* **The problem**
Copy everything in the listing below word for word, apart from any images.

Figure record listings
#####

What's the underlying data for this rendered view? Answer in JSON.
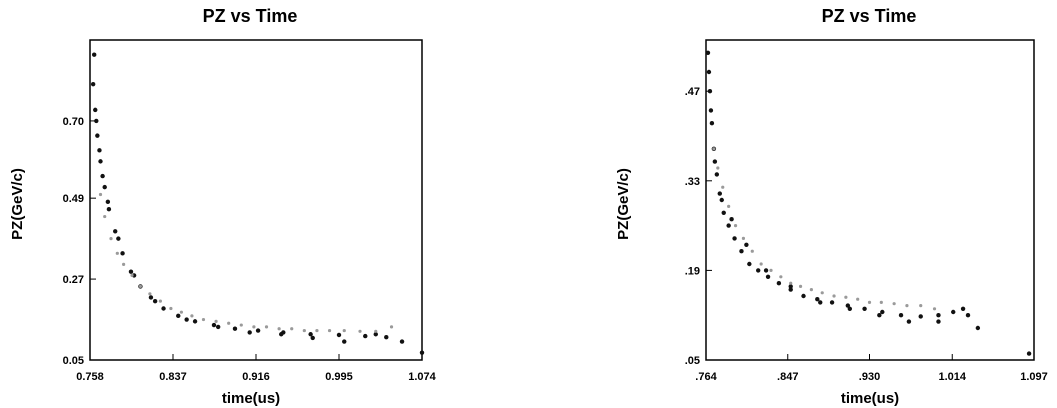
{
  "chart_data": [
    {
      "type": "scatter",
      "title": "PZ vs Time",
      "xlabel": "time(us)",
      "ylabel": "PZ(GeV/c)",
      "xlim": [
        0.758,
        1.074
      ],
      "ylim": [
        0.05,
        0.92
      ],
      "x_ticks": [
        "0.758",
        "0.837",
        "0.916",
        "0.995",
        "1.074"
      ],
      "y_ticks": [
        "0.05",
        "0.27",
        "0.49",
        "0.70"
      ],
      "x_tick_values": [
        0.758,
        0.837,
        0.916,
        0.995,
        1.074
      ],
      "y_tick_values": [
        0.05,
        0.27,
        0.49,
        0.7
      ],
      "grid": false,
      "series": [
        {
          "color": "#111111",
          "x": [
            0.761,
            0.763,
            0.765,
            0.768,
            0.772,
            0.776,
            0.782,
            0.789,
            0.797,
            0.806,
            0.816,
            0.828,
            0.842,
            0.858,
            0.876,
            0.896,
            0.918,
            0.942,
            0.968,
            0.995,
            1.02,
            1.04,
            1.055,
            1.074,
            0.762,
            0.764,
            0.767,
            0.77,
            0.775,
            0.785,
            0.8,
            0.82,
            0.85,
            0.88,
            0.91,
            0.94,
            0.97,
            1.0,
            1.03
          ],
          "y": [
            0.8,
            0.73,
            0.66,
            0.59,
            0.52,
            0.46,
            0.4,
            0.34,
            0.29,
            0.25,
            0.22,
            0.19,
            0.17,
            0.155,
            0.145,
            0.135,
            0.13,
            0.125,
            0.12,
            0.118,
            0.115,
            0.112,
            0.1,
            0.07,
            0.88,
            0.7,
            0.62,
            0.55,
            0.48,
            0.38,
            0.28,
            0.21,
            0.16,
            0.14,
            0.125,
            0.12,
            0.11,
            0.1,
            0.12
          ]
        },
        {
          "color": "#9a9a9a",
          "x": [
            0.768,
            0.772,
            0.778,
            0.784,
            0.79,
            0.798,
            0.806,
            0.815,
            0.825,
            0.835,
            0.845,
            0.855,
            0.866,
            0.878,
            0.89,
            0.902,
            0.914,
            0.926,
            0.938,
            0.95,
            0.962,
            0.974,
            0.986,
            1.0,
            1.015,
            1.03,
            1.045
          ],
          "y": [
            0.5,
            0.44,
            0.38,
            0.34,
            0.31,
            0.28,
            0.25,
            0.23,
            0.21,
            0.19,
            0.18,
            0.17,
            0.16,
            0.155,
            0.15,
            0.145,
            0.14,
            0.14,
            0.135,
            0.135,
            0.13,
            0.13,
            0.13,
            0.13,
            0.128,
            0.128,
            0.14
          ]
        }
      ]
    },
    {
      "type": "scatter",
      "title": "PZ vs Time",
      "xlabel": "time(us)",
      "ylabel": "PZ(GeV/c)",
      "xlim": [
        0.764,
        1.097
      ],
      "ylim": [
        0.05,
        0.55
      ],
      "x_ticks": [
        ".764",
        ".847",
        ".930",
        "1.014",
        "1.097"
      ],
      "y_ticks": [
        ".05",
        ".19",
        ".33",
        ".47"
      ],
      "x_tick_values": [
        0.764,
        0.847,
        0.93,
        1.014,
        1.097
      ],
      "y_tick_values": [
        0.05,
        0.19,
        0.33,
        0.47
      ],
      "grid": false,
      "series": [
        {
          "color": "#111111",
          "x": [
            0.766,
            0.768,
            0.77,
            0.772,
            0.775,
            0.778,
            0.782,
            0.787,
            0.793,
            0.8,
            0.808,
            0.817,
            0.827,
            0.838,
            0.85,
            0.863,
            0.877,
            0.892,
            0.908,
            0.925,
            0.943,
            0.962,
            0.982,
            1.0,
            1.015,
            1.03,
            1.04,
            1.092,
            0.767,
            0.769,
            0.773,
            0.78,
            0.79,
            0.805,
            0.825,
            0.85,
            0.88,
            0.91,
            0.94,
            0.97,
            1.0,
            1.025
          ],
          "y": [
            0.53,
            0.47,
            0.42,
            0.38,
            0.34,
            0.31,
            0.28,
            0.26,
            0.24,
            0.22,
            0.2,
            0.19,
            0.18,
            0.17,
            0.16,
            0.15,
            0.145,
            0.14,
            0.135,
            0.13,
            0.125,
            0.12,
            0.118,
            0.12,
            0.125,
            0.12,
            0.1,
            0.06,
            0.5,
            0.44,
            0.36,
            0.3,
            0.27,
            0.23,
            0.19,
            0.165,
            0.14,
            0.13,
            0.12,
            0.11,
            0.11,
            0.13
          ]
        },
        {
          "color": "#9a9a9a",
          "x": [
            0.772,
            0.776,
            0.781,
            0.787,
            0.794,
            0.802,
            0.811,
            0.82,
            0.83,
            0.84,
            0.85,
            0.86,
            0.871,
            0.882,
            0.894,
            0.906,
            0.918,
            0.93,
            0.942,
            0.955,
            0.968,
            0.982,
            0.996
          ],
          "y": [
            0.38,
            0.35,
            0.32,
            0.29,
            0.26,
            0.24,
            0.22,
            0.2,
            0.19,
            0.18,
            0.17,
            0.165,
            0.16,
            0.155,
            0.15,
            0.148,
            0.145,
            0.14,
            0.14,
            0.138,
            0.135,
            0.135,
            0.13
          ]
        }
      ]
    }
  ]
}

#####

* **Solution to this task**
What's the underlying data for this rendered view? Answer in JSON.
{
  "chart_data": [
    {
      "type": "scatter",
      "title": "PZ vs Time",
      "xlabel": "time(us)",
      "ylabel": "PZ(GeV/c)",
      "xlim": [
        0.758,
        1.074
      ],
      "ylim": [
        0.05,
        0.92
      ],
      "x_ticks": [
        "0.758",
        "0.837",
        "0.916",
        "0.995",
        "1.074"
      ],
      "y_ticks": [
        "0.05",
        "0.27",
        "0.49",
        "0.70"
      ],
      "x_tick_values": [
        0.758,
        0.837,
        0.916,
        0.995,
        1.074
      ],
      "y_tick_values": [
        0.05,
        0.27,
        0.49,
        0.7
      ],
      "grid": false,
      "series": [
        {
          "color": "#111111",
          "x": [
            0.761,
            0.763,
            0.765,
            0.768,
            0.772,
            0.776,
            0.782,
            0.789,
            0.797,
            0.806,
            0.816,
            0.828,
            0.842,
            0.858,
            0.876,
            0.896,
            0.918,
            0.942,
            0.968,
            0.995,
            1.02,
            1.04,
            1.055,
            1.074,
            0.762,
            0.764,
            0.767,
            0.77,
            0.775,
            0.785,
            0.8,
            0.82,
            0.85,
            0.88,
            0.91,
            0.94,
            0.97,
            1.0,
            1.03
          ],
          "y": [
            0.8,
            0.73,
            0.66,
            0.59,
            0.52,
            0.46,
            0.4,
            0.34,
            0.29,
            0.25,
            0.22,
            0.19,
            0.17,
            0.155,
            0.145,
            0.135,
            0.13,
            0.125,
            0.12,
            0.118,
            0.115,
            0.112,
            0.1,
            0.07,
            0.88,
            0.7,
            0.62,
            0.55,
            0.48,
            0.38,
            0.28,
            0.21,
            0.16,
            0.14,
            0.125,
            0.12,
            0.11,
            0.1,
            0.12
          ]
        },
        {
          "color": "#9a9a9a",
          "x": [
            0.768,
            0.772,
            0.778,
            0.784,
            0.79,
            0.798,
            0.806,
            0.815,
            0.825,
            0.835,
            0.845,
            0.855,
            0.866,
            0.878,
            0.89,
            0.902,
            0.914,
            0.926,
            0.938,
            0.95,
            0.962,
            0.974,
            0.986,
            1.0,
            1.015,
            1.03,
            1.045
          ],
          "y": [
            0.5,
            0.44,
            0.38,
            0.34,
            0.31,
            0.28,
            0.25,
            0.23,
            0.21,
            0.19,
            0.18,
            0.17,
            0.16,
            0.155,
            0.15,
            0.145,
            0.14,
            0.14,
            0.135,
            0.135,
            0.13,
            0.13,
            0.13,
            0.13,
            0.128,
            0.128,
            0.14
          ]
        }
      ]
    },
    {
      "type": "scatter",
      "title": "PZ vs Time",
      "xlabel": "time(us)",
      "ylabel": "PZ(GeV/c)",
      "xlim": [
        0.764,
        1.097
      ],
      "ylim": [
        0.05,
        0.55
      ],
      "x_ticks": [
        ".764",
        ".847",
        ".930",
        "1.014",
        "1.097"
      ],
      "y_ticks": [
        ".05",
        ".19",
        ".33",
        ".47"
      ],
      "x_tick_values": [
        0.764,
        0.847,
        0.93,
        1.014,
        1.097
      ],
      "y_tick_values": [
        0.05,
        0.19,
        0.33,
        0.47
      ],
      "grid": false,
      "series": [
        {
          "color": "#111111",
          "x": [
            0.766,
            0.768,
            0.77,
            0.772,
            0.775,
            0.778,
            0.782,
            0.787,
            0.793,
            0.8,
            0.808,
            0.817,
            0.827,
            0.838,
            0.85,
            0.863,
            0.877,
            0.892,
            0.908,
            0.925,
            0.943,
            0.962,
            0.982,
            1.0,
            1.015,
            1.03,
            1.04,
            1.092,
            0.767,
            0.769,
            0.773,
            0.78,
            0.79,
            0.805,
            0.825,
            0.85,
            0.88,
            0.91,
            0.94,
            0.97,
            1.0,
            1.025
          ],
          "y": [
            0.53,
            0.47,
            0.42,
            0.38,
            0.34,
            0.31,
            0.28,
            0.26,
            0.24,
            0.22,
            0.2,
            0.19,
            0.18,
            0.17,
            0.16,
            0.15,
            0.145,
            0.14,
            0.135,
            0.13,
            0.125,
            0.12,
            0.118,
            0.12,
            0.125,
            0.12,
            0.1,
            0.06,
            0.5,
            0.44,
            0.36,
            0.3,
            0.27,
            0.23,
            0.19,
            0.165,
            0.14,
            0.13,
            0.12,
            0.11,
            0.11,
            0.13
          ]
        },
        {
          "color": "#9a9a9a",
          "x": [
            0.772,
            0.776,
            0.781,
            0.787,
            0.794,
            0.802,
            0.811,
            0.82,
            0.83,
            0.84,
            0.85,
            0.86,
            0.871,
            0.882,
            0.894,
            0.906,
            0.918,
            0.93,
            0.942,
            0.955,
            0.968,
            0.982,
            0.996
          ],
          "y": [
            0.38,
            0.35,
            0.32,
            0.29,
            0.26,
            0.24,
            0.22,
            0.2,
            0.19,
            0.18,
            0.17,
            0.165,
            0.16,
            0.155,
            0.15,
            0.148,
            0.145,
            0.14,
            0.14,
            0.138,
            0.135,
            0.135,
            0.13
          ]
        }
      ]
    }
  ]
}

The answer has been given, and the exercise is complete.